§ **GOAL**
Print the listing below in its entirety, character for character.
_ _ _ _ _
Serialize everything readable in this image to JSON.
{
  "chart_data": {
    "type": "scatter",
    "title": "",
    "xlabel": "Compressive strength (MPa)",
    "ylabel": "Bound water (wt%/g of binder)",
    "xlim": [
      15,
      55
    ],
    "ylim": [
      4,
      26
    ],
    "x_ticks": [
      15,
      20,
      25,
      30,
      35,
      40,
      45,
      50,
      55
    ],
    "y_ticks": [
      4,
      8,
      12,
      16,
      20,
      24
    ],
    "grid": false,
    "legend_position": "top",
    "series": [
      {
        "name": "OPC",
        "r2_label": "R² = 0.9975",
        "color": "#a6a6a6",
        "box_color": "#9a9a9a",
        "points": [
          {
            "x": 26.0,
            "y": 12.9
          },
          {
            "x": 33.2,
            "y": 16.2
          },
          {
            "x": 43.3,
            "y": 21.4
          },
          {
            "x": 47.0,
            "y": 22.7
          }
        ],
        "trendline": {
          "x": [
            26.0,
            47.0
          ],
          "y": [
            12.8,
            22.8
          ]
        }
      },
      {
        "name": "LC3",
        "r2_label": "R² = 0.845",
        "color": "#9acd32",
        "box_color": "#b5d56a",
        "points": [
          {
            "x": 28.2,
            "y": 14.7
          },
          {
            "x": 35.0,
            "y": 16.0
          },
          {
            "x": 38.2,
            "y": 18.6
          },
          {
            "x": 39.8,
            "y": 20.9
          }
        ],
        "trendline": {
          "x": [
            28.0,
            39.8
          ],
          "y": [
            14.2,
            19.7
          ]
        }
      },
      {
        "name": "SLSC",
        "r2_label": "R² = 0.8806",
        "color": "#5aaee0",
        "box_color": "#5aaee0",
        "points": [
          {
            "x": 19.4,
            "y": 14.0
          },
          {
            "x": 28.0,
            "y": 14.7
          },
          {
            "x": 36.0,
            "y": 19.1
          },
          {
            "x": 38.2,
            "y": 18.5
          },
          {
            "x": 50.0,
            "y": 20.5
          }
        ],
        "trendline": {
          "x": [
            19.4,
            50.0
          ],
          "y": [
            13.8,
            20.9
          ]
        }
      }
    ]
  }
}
_ _ _ _ _
§ **SOLUTION BELOW**
Serialize everything readable in this image to JSON.
{
  "chart_data": {
    "type": "scatter",
    "title": "",
    "xlabel": "Compressive strength (MPa)",
    "ylabel": "Bound water (wt%/g of binder)",
    "xlim": [
      15,
      55
    ],
    "ylim": [
      4,
      26
    ],
    "x_ticks": [
      15,
      20,
      25,
      30,
      35,
      40,
      45,
      50,
      55
    ],
    "y_ticks": [
      4,
      8,
      12,
      16,
      20,
      24
    ],
    "grid": false,
    "legend_position": "top",
    "series": [
      {
        "name": "OPC",
        "r2_label": "R² = 0.9975",
        "color": "#a6a6a6",
        "box_color": "#9a9a9a",
        "points": [
          {
            "x": 26.0,
            "y": 12.9
          },
          {
            "x": 33.2,
            "y": 16.2
          },
          {
            "x": 43.3,
            "y": 21.4
          },
          {
            "x": 47.0,
            "y": 22.7
          }
        ],
        "trendline": {
          "x": [
            26.0,
            47.0
          ],
          "y": [
            12.8,
            22.8
          ]
        }
      },
      {
        "name": "LC3",
        "r2_label": "R² = 0.845",
        "color": "#9acd32",
        "box_color": "#b5d56a",
        "points": [
          {
            "x": 28.2,
            "y": 14.7
          },
          {
            "x": 35.0,
            "y": 16.0
          },
          {
            "x": 38.2,
            "y": 18.6
          },
          {
            "x": 39.8,
            "y": 20.9
          }
        ],
        "trendline": {
          "x": [
            28.0,
            39.8
          ],
          "y": [
            14.2,
            19.7
          ]
        }
      },
      {
        "name": "SLSC",
        "r2_label": "R² = 0.8806",
        "color": "#5aaee0",
        "box_color": "#5aaee0",
        "points": [
          {
            "x": 19.4,
            "y": 14.0
          },
          {
            "x": 28.0,
            "y": 14.7
          },
          {
            "x": 36.0,
            "y": 19.1
          },
          {
            "x": 38.2,
            "y": 18.5
          },
          {
            "x": 50.0,
            "y": 20.5
          }
        ],
        "trendline": {
          "x": [
            19.4,
            50.0
          ],
          "y": [
            13.8,
            20.9
          ]
        }
      }
    ]
  }
}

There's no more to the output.